Given exercise:
Write out every one of the following items verbatim, without changing a single character.

[Dataset excerpt]
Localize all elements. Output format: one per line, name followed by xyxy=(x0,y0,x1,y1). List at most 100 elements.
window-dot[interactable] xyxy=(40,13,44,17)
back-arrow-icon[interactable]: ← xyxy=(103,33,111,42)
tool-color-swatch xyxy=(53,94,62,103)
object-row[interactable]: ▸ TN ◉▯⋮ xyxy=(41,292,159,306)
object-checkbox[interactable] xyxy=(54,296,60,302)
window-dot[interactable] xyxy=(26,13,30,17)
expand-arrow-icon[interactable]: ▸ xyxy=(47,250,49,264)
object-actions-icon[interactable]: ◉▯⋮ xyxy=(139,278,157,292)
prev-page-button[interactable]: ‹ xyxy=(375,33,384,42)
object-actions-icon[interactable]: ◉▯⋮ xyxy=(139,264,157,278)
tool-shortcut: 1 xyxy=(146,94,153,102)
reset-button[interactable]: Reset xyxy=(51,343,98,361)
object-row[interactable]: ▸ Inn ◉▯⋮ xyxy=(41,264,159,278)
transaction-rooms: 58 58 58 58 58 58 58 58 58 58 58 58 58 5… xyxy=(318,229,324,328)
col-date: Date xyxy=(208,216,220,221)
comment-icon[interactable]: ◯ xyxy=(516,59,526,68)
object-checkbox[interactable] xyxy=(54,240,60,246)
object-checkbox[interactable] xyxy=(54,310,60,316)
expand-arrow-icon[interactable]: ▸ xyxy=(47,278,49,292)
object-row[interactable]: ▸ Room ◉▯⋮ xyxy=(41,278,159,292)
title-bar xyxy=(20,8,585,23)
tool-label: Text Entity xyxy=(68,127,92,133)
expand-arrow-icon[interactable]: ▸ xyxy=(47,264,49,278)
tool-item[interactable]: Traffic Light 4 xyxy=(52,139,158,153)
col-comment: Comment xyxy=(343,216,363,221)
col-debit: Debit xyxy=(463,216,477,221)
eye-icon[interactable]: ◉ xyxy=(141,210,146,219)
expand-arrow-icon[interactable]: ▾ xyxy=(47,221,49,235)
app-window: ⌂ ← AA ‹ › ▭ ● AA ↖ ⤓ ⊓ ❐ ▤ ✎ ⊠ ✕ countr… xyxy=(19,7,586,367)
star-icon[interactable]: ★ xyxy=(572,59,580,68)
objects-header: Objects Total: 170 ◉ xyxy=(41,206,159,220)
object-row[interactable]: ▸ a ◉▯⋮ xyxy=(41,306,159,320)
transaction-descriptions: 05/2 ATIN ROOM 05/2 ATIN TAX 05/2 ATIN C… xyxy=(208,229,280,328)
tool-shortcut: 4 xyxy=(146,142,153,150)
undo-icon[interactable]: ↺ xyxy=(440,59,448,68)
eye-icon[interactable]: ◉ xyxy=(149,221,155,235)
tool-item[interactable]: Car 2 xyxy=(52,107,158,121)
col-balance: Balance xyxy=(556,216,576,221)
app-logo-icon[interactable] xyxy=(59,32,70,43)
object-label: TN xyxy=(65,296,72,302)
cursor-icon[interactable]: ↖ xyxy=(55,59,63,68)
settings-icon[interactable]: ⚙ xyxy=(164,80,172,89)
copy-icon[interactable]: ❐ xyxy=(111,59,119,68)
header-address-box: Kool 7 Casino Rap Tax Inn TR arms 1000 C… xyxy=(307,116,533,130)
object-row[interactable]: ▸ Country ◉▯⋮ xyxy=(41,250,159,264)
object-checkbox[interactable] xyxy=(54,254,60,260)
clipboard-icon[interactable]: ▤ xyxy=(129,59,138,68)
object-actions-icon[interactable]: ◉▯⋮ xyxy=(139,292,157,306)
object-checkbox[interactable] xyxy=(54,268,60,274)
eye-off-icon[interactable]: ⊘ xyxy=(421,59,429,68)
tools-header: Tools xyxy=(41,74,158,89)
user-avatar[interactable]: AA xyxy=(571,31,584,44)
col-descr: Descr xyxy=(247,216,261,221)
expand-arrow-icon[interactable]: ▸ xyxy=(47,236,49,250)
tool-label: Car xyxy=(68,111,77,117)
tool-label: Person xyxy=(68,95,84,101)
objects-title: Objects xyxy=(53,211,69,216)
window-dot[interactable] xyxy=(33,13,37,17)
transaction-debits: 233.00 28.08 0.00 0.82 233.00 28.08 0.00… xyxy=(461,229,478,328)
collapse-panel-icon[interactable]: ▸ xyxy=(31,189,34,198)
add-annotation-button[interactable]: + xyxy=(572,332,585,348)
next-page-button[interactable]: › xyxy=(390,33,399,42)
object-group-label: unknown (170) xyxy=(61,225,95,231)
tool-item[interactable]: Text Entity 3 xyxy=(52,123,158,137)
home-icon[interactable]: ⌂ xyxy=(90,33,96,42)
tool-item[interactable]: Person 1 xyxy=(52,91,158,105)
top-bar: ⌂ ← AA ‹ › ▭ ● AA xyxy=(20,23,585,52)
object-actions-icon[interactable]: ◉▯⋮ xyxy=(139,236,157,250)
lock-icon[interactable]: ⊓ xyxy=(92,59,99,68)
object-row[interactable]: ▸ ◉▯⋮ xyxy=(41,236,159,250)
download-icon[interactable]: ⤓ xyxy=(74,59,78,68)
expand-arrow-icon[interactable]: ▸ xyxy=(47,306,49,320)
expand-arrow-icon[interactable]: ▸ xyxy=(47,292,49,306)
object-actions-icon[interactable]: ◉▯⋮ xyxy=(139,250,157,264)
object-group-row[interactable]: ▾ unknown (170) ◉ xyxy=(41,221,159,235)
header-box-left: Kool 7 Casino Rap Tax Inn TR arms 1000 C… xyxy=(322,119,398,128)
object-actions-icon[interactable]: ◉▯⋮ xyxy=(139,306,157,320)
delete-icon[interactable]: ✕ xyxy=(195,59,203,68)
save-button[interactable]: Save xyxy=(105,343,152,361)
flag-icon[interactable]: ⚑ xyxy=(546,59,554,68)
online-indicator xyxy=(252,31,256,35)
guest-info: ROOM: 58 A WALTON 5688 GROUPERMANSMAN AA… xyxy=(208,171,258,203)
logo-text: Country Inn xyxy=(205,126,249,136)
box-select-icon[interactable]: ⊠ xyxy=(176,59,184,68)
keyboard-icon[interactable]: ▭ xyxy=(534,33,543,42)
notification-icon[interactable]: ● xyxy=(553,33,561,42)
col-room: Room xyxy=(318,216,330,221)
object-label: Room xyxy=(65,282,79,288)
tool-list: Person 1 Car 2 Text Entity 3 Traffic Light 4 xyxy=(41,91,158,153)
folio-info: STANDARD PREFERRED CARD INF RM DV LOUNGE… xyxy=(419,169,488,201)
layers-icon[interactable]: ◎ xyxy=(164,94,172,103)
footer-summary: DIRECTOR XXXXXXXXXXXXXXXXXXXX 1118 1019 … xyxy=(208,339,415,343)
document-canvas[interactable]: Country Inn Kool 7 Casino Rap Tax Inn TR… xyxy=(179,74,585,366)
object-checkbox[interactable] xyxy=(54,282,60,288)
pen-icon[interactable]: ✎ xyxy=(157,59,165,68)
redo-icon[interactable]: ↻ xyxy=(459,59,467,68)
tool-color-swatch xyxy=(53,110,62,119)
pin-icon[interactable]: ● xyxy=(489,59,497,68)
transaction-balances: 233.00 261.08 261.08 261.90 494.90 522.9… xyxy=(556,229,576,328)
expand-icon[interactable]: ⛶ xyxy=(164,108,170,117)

Problem solution:
Localize all elements. Output format: one per line, name followed by xyxy=(x0,y0,x1,y1). List at most 100 elements.
window-dot[interactable] xyxy=(40,13,44,17)
back-arrow-icon[interactable]: ← xyxy=(103,33,111,42)
tool-color-swatch xyxy=(53,94,62,103)
object-row[interactable]: ▸ TN ◉▯⋮ xyxy=(41,292,159,306)
object-checkbox[interactable] xyxy=(54,296,60,302)
window-dot[interactable] xyxy=(26,13,30,17)
expand-arrow-icon[interactable]: ▸ xyxy=(47,250,49,264)
object-actions-icon[interactable]: ◉▯⋮ xyxy=(139,278,157,292)
prev-page-button[interactable]: ‹ xyxy=(375,33,384,42)
object-actions-icon[interactable]: ◉▯⋮ xyxy=(139,264,157,278)
tool-shortcut: 1 xyxy=(146,94,153,102)
reset-button[interactable]: Reset xyxy=(51,343,98,361)
object-row[interactable]: ▸ Inn ◉▯⋮ xyxy=(41,264,159,278)
transaction-rooms: 58 58 58 58 58 58 58 58 58 58 58 58 58 5… xyxy=(318,229,324,328)
col-date: Date xyxy=(208,216,220,221)
comment-icon[interactable]: ◯ xyxy=(516,59,526,68)
object-checkbox[interactable] xyxy=(54,240,60,246)
object-checkbox[interactable] xyxy=(54,310,60,316)
expand-arrow-icon[interactable]: ▸ xyxy=(47,278,49,292)
object-row[interactable]: ▸ Room ◉▯⋮ xyxy=(41,278,159,292)
title-bar xyxy=(20,8,585,23)
tool-label: Text Entity xyxy=(68,127,92,133)
expand-arrow-icon[interactable]: ▸ xyxy=(47,264,49,278)
tool-item[interactable]: Traffic Light 4 xyxy=(52,139,158,153)
col-comment: Comment xyxy=(343,216,363,221)
col-debit: Debit xyxy=(463,216,477,221)
eye-icon[interactable]: ◉ xyxy=(141,210,146,219)
expand-arrow-icon[interactable]: ▾ xyxy=(47,221,49,235)
app-window: ⌂ ← AA ‹ › ▭ ● AA ↖ ⤓ ⊓ ❐ ▤ ✎ ⊠ ✕ countr… xyxy=(19,7,586,367)
star-icon[interactable]: ★ xyxy=(572,59,580,68)
objects-header: Objects Total: 170 ◉ xyxy=(41,206,159,220)
object-row[interactable]: ▸ a ◉▯⋮ xyxy=(41,306,159,320)
transaction-descriptions: 05/2 ATIN ROOM 05/2 ATIN TAX 05/2 ATIN C… xyxy=(208,229,280,328)
tool-shortcut: 4 xyxy=(146,142,153,150)
undo-icon[interactable]: ↺ xyxy=(440,59,448,68)
eye-icon[interactable]: ◉ xyxy=(149,221,155,235)
tool-item[interactable]: Car 2 xyxy=(52,107,158,121)
col-balance: Balance xyxy=(556,216,576,221)
app-logo-icon[interactable] xyxy=(59,32,70,43)
object-label: TN xyxy=(65,296,72,302)
cursor-icon[interactable]: ↖ xyxy=(55,59,63,68)
settings-icon[interactable]: ⚙ xyxy=(164,80,172,89)
copy-icon[interactable]: ❐ xyxy=(111,59,119,68)
header-address-box: Kool 7 Casino Rap Tax Inn TR arms 1000 C… xyxy=(307,116,533,130)
object-row[interactable]: ▸ Country ◉▯⋮ xyxy=(41,250,159,264)
object-checkbox[interactable] xyxy=(54,254,60,260)
clipboard-icon[interactable]: ▤ xyxy=(129,59,138,68)
object-actions-icon[interactable]: ◉▯⋮ xyxy=(139,292,157,306)
object-checkbox[interactable] xyxy=(54,268,60,274)
eye-off-icon[interactable]: ⊘ xyxy=(421,59,429,68)
tools-header: Tools xyxy=(41,74,158,89)
user-avatar[interactable]: AA xyxy=(571,31,584,44)
col-descr: Descr xyxy=(247,216,261,221)
expand-arrow-icon[interactable]: ▸ xyxy=(47,236,49,250)
tool-label: Car xyxy=(68,111,77,117)
tool-label: Person xyxy=(68,95,84,101)
objects-title: Objects xyxy=(53,211,69,216)
window-dot[interactable] xyxy=(33,13,37,17)
transaction-debits: 233.00 28.08 0.00 0.82 233.00 28.08 0.00… xyxy=(461,229,478,328)
collapse-panel-icon[interactable]: ▸ xyxy=(31,189,34,198)
add-annotation-button[interactable]: + xyxy=(572,332,585,348)
next-page-button[interactable]: › xyxy=(390,33,399,42)
object-group-label: unknown (170) xyxy=(61,225,95,231)
tool-item[interactable]: Text Entity 3 xyxy=(52,123,158,137)
home-icon[interactable]: ⌂ xyxy=(90,33,96,42)
tool-item[interactable]: Person 1 xyxy=(52,91,158,105)
top-bar: ⌂ ← AA ‹ › ▭ ● AA xyxy=(20,23,585,52)
object-actions-icon[interactable]: ◉▯⋮ xyxy=(139,236,157,250)
lock-icon[interactable]: ⊓ xyxy=(92,59,99,68)
object-row[interactable]: ▸ ◉▯⋮ xyxy=(41,236,159,250)
download-icon[interactable]: ⤓ xyxy=(74,59,78,68)
expand-arrow-icon[interactable]: ▸ xyxy=(47,306,49,320)
expand-arrow-icon[interactable]: ▸ xyxy=(47,292,49,306)
object-actions-icon[interactable]: ◉▯⋮ xyxy=(139,250,157,264)
object-group-row[interactable]: ▾ unknown (170) ◉ xyxy=(41,221,159,235)
header-box-left: Kool 7 Casino Rap Tax Inn TR arms 1000 C… xyxy=(322,119,398,128)
object-actions-icon[interactable]: ◉▯⋮ xyxy=(139,306,157,320)
delete-icon[interactable]: ✕ xyxy=(195,59,203,68)
save-button[interactable]: Save xyxy=(105,343,152,361)
flag-icon[interactable]: ⚑ xyxy=(546,59,554,68)
online-indicator xyxy=(252,31,256,35)
guest-info: ROOM: 58 A WALTON 5688 GROUPERMANSMAN AA… xyxy=(208,171,258,203)
logo-text: Country Inn xyxy=(205,126,249,136)
box-select-icon[interactable]: ⊠ xyxy=(176,59,184,68)
keyboard-icon[interactable]: ▭ xyxy=(534,33,543,42)
notification-icon[interactable]: ● xyxy=(553,33,561,42)
col-room: Room xyxy=(318,216,330,221)
object-label: Room xyxy=(65,282,79,288)
tool-list: Person 1 Car 2 Text Entity 3 Traffic Light 4 xyxy=(41,91,158,153)
folio-info: STANDARD PREFERRED CARD INF RM DV LOUNGE… xyxy=(419,169,488,201)
layers-icon[interactable]: ◎ xyxy=(164,94,172,103)
footer-summary: DIRECTOR XXXXXXXXXXXXXXXXXXXX 1118 1019 … xyxy=(208,339,415,343)
document-canvas[interactable]: Country Inn Kool 7 Casino Rap Tax Inn TR… xyxy=(179,74,585,366)
object-checkbox[interactable] xyxy=(54,282,60,288)
pen-icon[interactable]: ✎ xyxy=(157,59,165,68)
redo-icon[interactable]: ↻ xyxy=(459,59,467,68)
tool-color-swatch xyxy=(53,110,62,119)
pin-icon[interactable]: ● xyxy=(489,59,497,68)
transaction-balances: 233.00 261.08 261.08 261.90 494.90 522.9… xyxy=(556,229,576,328)
expand-icon[interactable]: ⛶ xyxy=(164,108,170,117)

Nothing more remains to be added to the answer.